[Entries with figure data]
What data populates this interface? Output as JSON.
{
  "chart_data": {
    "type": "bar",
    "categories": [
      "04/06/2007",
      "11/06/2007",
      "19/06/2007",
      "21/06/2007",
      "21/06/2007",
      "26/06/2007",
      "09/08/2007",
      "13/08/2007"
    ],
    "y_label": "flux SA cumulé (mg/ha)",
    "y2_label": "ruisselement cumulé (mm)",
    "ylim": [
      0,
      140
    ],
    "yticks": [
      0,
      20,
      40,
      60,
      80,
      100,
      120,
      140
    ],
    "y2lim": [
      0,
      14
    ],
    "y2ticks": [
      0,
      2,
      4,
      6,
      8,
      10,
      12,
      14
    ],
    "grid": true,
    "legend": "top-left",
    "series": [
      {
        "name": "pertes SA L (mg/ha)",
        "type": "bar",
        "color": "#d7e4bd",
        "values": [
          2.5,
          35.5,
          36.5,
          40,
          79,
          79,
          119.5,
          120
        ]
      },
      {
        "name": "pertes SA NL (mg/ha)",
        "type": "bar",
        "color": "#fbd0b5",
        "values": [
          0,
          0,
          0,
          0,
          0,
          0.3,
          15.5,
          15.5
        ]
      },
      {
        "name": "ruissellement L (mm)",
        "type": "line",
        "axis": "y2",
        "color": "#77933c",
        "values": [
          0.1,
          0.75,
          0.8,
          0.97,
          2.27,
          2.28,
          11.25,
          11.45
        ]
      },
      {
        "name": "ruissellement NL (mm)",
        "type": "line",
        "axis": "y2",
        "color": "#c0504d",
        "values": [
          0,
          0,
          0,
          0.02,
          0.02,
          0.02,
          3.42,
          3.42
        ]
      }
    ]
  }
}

◆ Given exercise
Restate the data above exactly, keeping each word as it stands.

◆ Solution for this task
What data populates this interface? Output as JSON.
{
  "chart_data": {
    "type": "bar",
    "categories": [
      "04/06/2007",
      "11/06/2007",
      "19/06/2007",
      "21/06/2007",
      "21/06/2007",
      "26/06/2007",
      "09/08/2007",
      "13/08/2007"
    ],
    "y_label": "flux SA cumulé (mg/ha)",
    "y2_label": "ruisselement cumulé (mm)",
    "ylim": [
      0,
      140
    ],
    "yticks": [
      0,
      20,
      40,
      60,
      80,
      100,
      120,
      140
    ],
    "y2lim": [
      0,
      14
    ],
    "y2ticks": [
      0,
      2,
      4,
      6,
      8,
      10,
      12,
      14
    ],
    "grid": true,
    "legend": "top-left",
    "series": [
      {
        "name": "pertes SA L (mg/ha)",
        "type": "bar",
        "color": "#d7e4bd",
        "values": [
          2.5,
          35.5,
          36.5,
          40,
          79,
          79,
          119.5,
          120
        ]
      },
      {
        "name": "pertes SA NL (mg/ha)",
        "type": "bar",
        "color": "#fbd0b5",
        "values": [
          0,
          0,
          0,
          0,
          0,
          0.3,
          15.5,
          15.5
        ]
      },
      {
        "name": "ruissellement L (mm)",
        "type": "line",
        "axis": "y2",
        "color": "#77933c",
        "values": [
          0.1,
          0.75,
          0.8,
          0.97,
          2.27,
          2.28,
          11.25,
          11.45
        ]
      },
      {
        "name": "ruissellement NL (mm)",
        "type": "line",
        "axis": "y2",
        "color": "#c0504d",
        "values": [
          0,
          0,
          0,
          0.02,
          0.02,
          0.02,
          3.42,
          3.42
        ]
      }
    ]
  }
}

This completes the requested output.